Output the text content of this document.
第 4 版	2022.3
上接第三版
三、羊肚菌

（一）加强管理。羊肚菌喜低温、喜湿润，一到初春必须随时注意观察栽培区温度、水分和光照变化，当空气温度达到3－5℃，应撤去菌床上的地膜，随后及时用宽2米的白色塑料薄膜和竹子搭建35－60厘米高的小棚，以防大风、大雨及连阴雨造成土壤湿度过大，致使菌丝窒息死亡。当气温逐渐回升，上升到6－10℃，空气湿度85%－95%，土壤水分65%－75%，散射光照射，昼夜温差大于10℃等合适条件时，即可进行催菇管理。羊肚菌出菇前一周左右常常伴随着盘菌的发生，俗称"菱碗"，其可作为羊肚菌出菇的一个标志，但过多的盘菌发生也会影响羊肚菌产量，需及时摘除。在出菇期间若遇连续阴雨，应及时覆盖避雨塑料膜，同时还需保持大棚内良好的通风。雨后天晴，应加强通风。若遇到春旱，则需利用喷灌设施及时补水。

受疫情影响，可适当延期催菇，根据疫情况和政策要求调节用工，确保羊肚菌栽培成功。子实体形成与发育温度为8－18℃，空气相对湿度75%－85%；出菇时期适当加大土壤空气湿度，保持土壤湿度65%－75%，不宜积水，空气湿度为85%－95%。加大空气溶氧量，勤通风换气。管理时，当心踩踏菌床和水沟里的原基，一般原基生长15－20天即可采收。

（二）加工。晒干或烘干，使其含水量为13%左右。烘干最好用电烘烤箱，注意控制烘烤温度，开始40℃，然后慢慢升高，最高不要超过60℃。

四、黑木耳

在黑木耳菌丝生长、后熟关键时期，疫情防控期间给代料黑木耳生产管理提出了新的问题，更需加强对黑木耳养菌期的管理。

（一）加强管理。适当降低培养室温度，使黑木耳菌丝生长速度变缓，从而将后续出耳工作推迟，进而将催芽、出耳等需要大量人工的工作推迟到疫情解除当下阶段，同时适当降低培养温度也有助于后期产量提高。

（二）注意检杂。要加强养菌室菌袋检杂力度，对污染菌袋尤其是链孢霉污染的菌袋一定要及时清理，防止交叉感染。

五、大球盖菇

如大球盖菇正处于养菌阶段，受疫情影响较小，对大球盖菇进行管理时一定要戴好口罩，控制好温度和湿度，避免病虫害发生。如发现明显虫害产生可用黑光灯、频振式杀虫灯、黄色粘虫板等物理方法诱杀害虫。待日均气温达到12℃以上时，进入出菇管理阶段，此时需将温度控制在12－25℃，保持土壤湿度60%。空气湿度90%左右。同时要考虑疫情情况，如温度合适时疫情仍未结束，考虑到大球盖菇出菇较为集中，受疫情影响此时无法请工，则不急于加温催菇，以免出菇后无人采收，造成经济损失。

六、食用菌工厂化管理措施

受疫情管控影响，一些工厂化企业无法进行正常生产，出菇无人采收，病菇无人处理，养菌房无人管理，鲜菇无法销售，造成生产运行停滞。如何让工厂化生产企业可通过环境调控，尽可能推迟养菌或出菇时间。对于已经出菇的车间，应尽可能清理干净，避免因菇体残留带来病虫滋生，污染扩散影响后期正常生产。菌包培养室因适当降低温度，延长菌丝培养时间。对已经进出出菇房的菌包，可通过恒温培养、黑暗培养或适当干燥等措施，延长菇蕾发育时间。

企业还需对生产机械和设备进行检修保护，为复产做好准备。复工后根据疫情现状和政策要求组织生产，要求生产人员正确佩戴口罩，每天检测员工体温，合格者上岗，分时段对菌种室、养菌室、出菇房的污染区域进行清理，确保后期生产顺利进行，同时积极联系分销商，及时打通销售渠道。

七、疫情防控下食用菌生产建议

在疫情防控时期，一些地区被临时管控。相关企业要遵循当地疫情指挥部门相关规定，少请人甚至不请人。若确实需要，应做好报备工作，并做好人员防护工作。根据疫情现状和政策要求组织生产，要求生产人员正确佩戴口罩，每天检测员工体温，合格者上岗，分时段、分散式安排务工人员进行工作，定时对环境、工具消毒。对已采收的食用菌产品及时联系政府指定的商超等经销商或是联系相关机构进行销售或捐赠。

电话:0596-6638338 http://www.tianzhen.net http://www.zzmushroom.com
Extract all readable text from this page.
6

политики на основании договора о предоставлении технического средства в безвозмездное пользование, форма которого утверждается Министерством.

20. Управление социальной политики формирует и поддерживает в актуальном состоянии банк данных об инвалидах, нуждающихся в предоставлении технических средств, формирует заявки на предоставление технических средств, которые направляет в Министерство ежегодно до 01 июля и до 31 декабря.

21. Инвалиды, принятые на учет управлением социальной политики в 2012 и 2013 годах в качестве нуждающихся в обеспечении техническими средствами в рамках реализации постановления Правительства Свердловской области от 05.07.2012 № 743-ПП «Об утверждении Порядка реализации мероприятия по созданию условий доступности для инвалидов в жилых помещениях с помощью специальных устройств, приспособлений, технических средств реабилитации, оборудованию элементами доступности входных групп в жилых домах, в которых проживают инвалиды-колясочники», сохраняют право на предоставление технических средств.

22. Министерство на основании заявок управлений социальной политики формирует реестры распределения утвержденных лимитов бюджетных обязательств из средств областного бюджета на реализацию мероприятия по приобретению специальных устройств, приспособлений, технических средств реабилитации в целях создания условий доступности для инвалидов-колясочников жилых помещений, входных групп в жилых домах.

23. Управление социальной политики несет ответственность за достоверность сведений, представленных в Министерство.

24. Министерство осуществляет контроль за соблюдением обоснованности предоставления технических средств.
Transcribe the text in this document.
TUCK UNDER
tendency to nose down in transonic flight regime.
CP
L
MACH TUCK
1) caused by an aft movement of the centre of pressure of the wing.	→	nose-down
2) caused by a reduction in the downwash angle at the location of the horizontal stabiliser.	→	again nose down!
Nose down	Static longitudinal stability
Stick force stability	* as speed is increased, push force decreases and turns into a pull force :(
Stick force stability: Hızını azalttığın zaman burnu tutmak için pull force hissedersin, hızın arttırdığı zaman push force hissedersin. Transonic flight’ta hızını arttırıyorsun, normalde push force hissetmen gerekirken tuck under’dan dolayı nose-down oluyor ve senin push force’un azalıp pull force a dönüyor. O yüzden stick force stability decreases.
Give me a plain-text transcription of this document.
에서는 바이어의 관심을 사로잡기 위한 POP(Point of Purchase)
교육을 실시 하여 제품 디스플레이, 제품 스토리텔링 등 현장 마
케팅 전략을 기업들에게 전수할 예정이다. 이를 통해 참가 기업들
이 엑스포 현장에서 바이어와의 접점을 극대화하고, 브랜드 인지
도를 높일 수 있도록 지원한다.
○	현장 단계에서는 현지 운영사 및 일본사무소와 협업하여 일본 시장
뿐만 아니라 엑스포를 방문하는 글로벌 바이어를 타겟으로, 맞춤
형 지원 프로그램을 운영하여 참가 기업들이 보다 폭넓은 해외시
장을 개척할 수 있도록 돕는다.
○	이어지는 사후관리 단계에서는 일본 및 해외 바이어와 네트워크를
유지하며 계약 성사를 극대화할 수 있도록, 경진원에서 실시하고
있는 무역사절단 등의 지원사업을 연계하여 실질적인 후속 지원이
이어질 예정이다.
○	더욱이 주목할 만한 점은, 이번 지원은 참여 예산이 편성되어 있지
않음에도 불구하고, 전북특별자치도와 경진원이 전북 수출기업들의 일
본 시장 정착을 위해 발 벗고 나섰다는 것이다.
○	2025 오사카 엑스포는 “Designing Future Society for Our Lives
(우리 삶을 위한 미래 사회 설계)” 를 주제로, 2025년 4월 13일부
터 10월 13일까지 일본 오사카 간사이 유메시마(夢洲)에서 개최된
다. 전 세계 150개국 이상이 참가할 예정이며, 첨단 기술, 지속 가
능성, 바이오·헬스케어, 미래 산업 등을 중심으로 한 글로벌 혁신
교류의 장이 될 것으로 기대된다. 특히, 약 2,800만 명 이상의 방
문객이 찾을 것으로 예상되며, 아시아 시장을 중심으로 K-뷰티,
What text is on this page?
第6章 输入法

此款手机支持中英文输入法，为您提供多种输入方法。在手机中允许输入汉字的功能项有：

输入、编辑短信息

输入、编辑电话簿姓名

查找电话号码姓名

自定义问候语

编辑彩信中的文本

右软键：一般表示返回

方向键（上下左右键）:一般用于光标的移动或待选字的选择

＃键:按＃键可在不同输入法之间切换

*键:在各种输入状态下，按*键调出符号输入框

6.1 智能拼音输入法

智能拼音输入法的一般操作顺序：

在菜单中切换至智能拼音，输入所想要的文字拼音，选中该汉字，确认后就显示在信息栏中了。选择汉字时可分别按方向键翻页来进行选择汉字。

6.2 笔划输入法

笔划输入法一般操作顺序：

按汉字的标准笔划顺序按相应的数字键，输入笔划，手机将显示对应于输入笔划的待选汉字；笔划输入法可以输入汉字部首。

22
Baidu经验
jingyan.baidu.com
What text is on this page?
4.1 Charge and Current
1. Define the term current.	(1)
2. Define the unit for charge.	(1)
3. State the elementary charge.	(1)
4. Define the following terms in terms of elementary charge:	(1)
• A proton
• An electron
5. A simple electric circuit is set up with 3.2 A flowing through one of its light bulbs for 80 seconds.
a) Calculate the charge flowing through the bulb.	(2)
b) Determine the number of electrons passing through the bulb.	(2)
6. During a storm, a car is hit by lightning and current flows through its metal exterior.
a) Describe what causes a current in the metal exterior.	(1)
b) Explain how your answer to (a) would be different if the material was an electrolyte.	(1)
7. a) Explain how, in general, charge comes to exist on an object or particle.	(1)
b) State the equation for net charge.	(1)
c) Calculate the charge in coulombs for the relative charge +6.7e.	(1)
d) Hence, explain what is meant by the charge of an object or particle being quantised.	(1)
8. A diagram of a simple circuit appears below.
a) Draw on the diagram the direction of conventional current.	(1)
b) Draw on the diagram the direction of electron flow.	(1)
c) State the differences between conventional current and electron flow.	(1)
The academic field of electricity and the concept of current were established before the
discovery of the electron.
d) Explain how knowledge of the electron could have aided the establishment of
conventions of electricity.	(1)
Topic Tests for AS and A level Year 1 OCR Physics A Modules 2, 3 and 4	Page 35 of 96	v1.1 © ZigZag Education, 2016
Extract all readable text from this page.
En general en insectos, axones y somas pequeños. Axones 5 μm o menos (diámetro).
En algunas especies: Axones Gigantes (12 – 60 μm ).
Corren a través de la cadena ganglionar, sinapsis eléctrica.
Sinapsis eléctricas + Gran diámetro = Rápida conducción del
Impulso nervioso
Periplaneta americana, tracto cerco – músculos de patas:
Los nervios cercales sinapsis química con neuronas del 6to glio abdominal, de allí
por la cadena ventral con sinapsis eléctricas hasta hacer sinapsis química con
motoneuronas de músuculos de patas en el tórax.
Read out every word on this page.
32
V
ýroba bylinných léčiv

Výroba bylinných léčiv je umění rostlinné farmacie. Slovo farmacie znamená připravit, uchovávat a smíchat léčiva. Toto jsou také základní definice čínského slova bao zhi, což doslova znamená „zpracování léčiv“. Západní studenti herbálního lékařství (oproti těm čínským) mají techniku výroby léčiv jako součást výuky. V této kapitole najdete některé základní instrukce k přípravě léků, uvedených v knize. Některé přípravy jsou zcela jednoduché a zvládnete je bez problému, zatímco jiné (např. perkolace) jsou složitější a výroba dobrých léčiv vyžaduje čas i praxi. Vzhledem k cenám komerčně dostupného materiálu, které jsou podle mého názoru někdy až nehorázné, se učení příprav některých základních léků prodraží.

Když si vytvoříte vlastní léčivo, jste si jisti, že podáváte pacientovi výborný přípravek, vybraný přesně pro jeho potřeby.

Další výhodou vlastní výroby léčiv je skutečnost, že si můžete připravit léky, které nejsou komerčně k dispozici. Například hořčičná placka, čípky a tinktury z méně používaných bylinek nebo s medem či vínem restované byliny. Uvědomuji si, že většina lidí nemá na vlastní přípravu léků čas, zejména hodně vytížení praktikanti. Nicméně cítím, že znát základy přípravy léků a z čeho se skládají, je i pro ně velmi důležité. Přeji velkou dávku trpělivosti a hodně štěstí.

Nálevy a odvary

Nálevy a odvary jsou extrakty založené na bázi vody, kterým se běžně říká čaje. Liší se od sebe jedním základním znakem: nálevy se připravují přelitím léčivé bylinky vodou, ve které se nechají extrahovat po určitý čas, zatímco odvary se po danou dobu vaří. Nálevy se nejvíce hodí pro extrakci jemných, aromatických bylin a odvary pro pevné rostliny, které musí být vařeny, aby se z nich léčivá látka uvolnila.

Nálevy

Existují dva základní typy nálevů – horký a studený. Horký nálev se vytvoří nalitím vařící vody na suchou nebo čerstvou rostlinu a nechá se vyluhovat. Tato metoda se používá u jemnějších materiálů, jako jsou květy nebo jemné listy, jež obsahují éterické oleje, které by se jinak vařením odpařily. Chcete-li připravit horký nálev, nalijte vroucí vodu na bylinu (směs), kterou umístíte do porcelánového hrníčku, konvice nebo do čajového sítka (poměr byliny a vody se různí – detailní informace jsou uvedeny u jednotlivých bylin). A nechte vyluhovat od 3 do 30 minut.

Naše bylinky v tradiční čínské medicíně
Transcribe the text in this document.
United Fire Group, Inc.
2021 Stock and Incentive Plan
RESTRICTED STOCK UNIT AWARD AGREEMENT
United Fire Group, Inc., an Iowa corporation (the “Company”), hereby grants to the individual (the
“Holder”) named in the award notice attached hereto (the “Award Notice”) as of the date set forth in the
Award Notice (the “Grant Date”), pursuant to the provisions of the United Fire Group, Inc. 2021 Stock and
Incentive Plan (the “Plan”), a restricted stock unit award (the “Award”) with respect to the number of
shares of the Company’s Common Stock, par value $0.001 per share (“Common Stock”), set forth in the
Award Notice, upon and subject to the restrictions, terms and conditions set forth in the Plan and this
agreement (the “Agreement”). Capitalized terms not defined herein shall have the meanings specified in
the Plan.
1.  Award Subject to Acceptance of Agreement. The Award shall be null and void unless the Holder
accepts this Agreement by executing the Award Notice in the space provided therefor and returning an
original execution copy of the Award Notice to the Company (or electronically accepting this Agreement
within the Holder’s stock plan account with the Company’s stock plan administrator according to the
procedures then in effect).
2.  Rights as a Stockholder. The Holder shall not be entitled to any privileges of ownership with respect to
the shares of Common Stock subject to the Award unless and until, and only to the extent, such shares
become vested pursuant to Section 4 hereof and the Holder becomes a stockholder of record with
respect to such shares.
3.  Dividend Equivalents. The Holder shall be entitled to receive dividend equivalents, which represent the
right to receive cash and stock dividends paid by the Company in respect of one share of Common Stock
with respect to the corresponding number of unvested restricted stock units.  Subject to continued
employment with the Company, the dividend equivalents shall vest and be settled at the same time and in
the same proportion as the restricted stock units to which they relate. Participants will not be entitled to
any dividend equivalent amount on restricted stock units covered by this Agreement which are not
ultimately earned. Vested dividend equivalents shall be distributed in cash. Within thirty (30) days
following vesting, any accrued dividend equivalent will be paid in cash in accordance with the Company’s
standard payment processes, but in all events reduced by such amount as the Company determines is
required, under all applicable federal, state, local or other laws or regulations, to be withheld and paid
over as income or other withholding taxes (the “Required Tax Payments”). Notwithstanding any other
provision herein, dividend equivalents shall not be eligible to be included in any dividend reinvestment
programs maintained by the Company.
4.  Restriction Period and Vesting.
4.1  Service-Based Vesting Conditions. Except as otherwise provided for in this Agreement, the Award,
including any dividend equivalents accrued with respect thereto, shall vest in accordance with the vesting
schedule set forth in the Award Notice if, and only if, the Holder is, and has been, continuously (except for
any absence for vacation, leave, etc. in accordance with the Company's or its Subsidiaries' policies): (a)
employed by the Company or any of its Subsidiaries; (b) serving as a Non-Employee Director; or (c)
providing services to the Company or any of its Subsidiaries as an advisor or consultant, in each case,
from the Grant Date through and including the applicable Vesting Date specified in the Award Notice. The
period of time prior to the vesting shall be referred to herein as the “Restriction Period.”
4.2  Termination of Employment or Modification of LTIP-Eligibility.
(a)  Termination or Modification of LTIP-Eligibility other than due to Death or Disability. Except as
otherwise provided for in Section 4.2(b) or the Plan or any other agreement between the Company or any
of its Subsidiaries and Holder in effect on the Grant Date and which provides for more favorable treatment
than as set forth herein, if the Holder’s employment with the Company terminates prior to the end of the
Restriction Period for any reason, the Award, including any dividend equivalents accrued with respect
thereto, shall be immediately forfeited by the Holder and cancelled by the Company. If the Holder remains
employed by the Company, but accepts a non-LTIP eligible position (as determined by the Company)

What to produce -> In the material above, show every line where the word "예정이다" turns up.

Response below ->
케팅 전략을 기업들에게 전수할 예정이다. 이를 통해 참가 기업들
이어질 예정이다.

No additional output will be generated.